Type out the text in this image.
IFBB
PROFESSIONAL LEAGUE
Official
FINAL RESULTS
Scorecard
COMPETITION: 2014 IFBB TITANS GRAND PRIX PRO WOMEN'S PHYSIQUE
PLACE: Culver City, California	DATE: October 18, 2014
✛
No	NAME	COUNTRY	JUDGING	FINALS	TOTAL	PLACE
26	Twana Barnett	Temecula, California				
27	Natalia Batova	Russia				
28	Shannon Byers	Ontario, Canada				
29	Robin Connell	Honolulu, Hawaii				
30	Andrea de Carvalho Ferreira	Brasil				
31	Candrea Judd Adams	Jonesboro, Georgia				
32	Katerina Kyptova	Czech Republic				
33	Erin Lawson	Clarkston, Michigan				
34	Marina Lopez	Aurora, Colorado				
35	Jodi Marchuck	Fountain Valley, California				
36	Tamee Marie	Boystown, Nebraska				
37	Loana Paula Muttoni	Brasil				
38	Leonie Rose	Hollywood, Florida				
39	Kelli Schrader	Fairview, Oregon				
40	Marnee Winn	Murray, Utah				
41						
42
────
Set all of the records down again, exactly as they stand.

Type out the text in this image.
IFBB
PROFESSIONAL LEAGUE
Official
FINAL RESULTS
Scorecard
COMPETITION: 2014 IFBB TITANS GRAND PRIX PRO WOMEN'S PHYSIQUE
PLACE: Culver City, California	DATE: October 18, 2014
✛
No	NAME	COUNTRY	JUDGING	FINALS	TOTAL	PLACE
26	Twana Barnett	Temecula, California				
27	Natalia Batova	Russia				
28	Shannon Byers	Ontario, Canada				
29	Robin Connell	Honolulu, Hawaii				
30	Andrea de Carvalho Ferreira	Brasil				
31	Candrea Judd Adams	Jonesboro, Georgia				
32	Katerina Kyptova	Czech Republic				
33	Erin Lawson	Clarkston, Michigan				
34	Marina Lopez	Aurora, Colorado				
35	Jodi Marchuck	Fountain Valley, California				
36	Tamee Marie	Boystown, Nebraska				
37	Loana Paula Muttoni	Brasil				
38	Leonie Rose	Hollywood, Florida				
39	Kelli Schrader	Fairview, Oregon				
40	Marnee Winn	Murray, Utah				
41						
42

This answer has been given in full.